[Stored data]

+++

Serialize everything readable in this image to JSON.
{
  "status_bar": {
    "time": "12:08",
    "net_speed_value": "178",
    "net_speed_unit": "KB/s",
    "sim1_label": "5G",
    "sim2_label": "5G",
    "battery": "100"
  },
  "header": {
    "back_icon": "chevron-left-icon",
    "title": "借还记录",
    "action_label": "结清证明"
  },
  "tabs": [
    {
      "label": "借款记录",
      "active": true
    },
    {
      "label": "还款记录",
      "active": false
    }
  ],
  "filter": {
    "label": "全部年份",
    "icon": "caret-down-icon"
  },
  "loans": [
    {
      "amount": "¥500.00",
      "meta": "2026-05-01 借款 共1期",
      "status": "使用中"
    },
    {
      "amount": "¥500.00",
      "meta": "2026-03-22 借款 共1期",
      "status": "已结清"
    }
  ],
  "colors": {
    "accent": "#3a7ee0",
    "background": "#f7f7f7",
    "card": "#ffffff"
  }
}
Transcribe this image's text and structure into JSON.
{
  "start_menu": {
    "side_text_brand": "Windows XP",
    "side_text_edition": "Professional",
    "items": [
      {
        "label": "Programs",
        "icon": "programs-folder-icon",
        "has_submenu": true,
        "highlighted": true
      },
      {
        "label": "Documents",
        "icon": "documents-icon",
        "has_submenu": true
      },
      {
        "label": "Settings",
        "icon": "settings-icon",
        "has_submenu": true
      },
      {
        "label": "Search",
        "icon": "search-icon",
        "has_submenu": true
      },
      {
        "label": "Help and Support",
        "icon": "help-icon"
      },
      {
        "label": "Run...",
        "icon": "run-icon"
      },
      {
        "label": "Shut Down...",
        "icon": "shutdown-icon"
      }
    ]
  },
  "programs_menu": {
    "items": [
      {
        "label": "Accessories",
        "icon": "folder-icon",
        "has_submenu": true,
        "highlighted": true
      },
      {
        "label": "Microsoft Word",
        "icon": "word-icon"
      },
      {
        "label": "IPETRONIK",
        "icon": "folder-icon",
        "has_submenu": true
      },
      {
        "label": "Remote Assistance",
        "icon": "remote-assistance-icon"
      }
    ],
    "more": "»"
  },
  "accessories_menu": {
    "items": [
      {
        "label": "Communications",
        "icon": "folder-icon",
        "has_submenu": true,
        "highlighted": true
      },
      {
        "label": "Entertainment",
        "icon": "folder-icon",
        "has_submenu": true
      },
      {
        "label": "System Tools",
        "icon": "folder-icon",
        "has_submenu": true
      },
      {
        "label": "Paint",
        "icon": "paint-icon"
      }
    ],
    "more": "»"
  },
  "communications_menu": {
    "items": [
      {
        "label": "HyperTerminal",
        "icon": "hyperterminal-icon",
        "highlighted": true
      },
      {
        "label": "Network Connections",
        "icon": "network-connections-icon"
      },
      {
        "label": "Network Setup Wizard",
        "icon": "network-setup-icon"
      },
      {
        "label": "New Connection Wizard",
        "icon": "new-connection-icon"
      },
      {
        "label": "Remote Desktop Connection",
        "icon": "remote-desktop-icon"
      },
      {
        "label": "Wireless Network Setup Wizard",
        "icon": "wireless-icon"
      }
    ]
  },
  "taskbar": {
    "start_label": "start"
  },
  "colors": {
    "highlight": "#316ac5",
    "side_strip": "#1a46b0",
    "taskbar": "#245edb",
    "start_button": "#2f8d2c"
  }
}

+++

**Objective**: Retype every record above exactly as written.

**Final result**:
Serialize everything readable in this image to JSON.
{
  "status_bar": {
    "time": "12:08",
    "net_speed_value": "178",
    "net_speed_unit": "KB/s",
    "sim1_label": "5G",
    "sim2_label": "5G",
    "battery": "100"
  },
  "header": {
    "back_icon": "chevron-left-icon",
    "title": "借还记录",
    "action_label": "结清证明"
  },
  "tabs": [
    {
      "label": "借款记录",
      "active": true
    },
    {
      "label": "还款记录",
      "active": false
    }
  ],
  "filter": {
    "label": "全部年份",
    "icon": "caret-down-icon"
  },
  "loans": [
    {
      "amount": "¥500.00",
      "meta": "2026-05-01 借款 共1期",
      "status": "使用中"
    },
    {
      "amount": "¥500.00",
      "meta": "2026-03-22 借款 共1期",
      "status": "已结清"
    }
  ],
  "colors": {
    "accent": "#3a7ee0",
    "background": "#f7f7f7",
    "card": "#ffffff"
  }
}
Transcribe this image's text and structure into JSON.
{
  "start_menu": {
    "side_text_brand": "Windows XP",
    "side_text_edition": "Professional",
    "items": [
      {
        "label": "Programs",
        "icon": "programs-folder-icon",
        "has_submenu": true,
        "highlighted": true
      },
      {
        "label": "Documents",
        "icon": "documents-icon",
        "has_submenu": true
      },
      {
        "label": "Settings",
        "icon": "settings-icon",
        "has_submenu": true
      },
      {
        "label": "Search",
        "icon": "search-icon",
        "has_submenu": true
      },
      {
        "label": "Help and Support",
        "icon": "help-icon"
      },
      {
        "label": "Run...",
        "icon": "run-icon"
      },
      {
        "label": "Shut Down...",
        "icon": "shutdown-icon"
      }
    ]
  },
  "programs_menu": {
    "items": [
      {
        "label": "Accessories",
        "icon": "folder-icon",
        "has_submenu": true,
        "highlighted": true
      },
      {
        "label": "Microsoft Word",
        "icon": "word-icon"
      },
      {
        "label": "IPETRONIK",
        "icon": "folder-icon",
        "has_submenu": true
      },
      {
        "label": "Remote Assistance",
        "icon": "remote-assistance-icon"
      }
    ],
    "more": "»"
  },
  "accessories_menu": {
    "items": [
      {
        "label": "Communications",
        "icon": "folder-icon",
        "has_submenu": true,
        "highlighted": true
      },
      {
        "label": "Entertainment",
        "icon": "folder-icon",
        "has_submenu": true
      },
      {
        "label": "System Tools",
        "icon": "folder-icon",
        "has_submenu": true
      },
      {
        "label": "Paint",
        "icon": "paint-icon"
      }
    ],
    "more": "»"
  },
  "communications_menu": {
    "items": [
      {
        "label": "HyperTerminal",
        "icon": "hyperterminal-icon",
        "highlighted": true
      },
      {
        "label": "Network Connections",
        "icon": "network-connections-icon"
      },
      {
        "label": "Network Setup Wizard",
        "icon": "network-setup-icon"
      },
      {
        "label": "New Connection Wizard",
        "icon": "new-connection-icon"
      },
      {
        "label": "Remote Desktop Connection",
        "icon": "remote-desktop-icon"
      },
      {
        "label": "Wireless Network Setup Wizard",
        "icon": "wireless-icon"
      }
    ]
  },
  "taskbar": {
    "start_label": "start"
  },
  "colors": {
    "highlight": "#316ac5",
    "side_strip": "#1a46b0",
    "taskbar": "#245edb",
    "start_button": "#2f8d2c"
  }
}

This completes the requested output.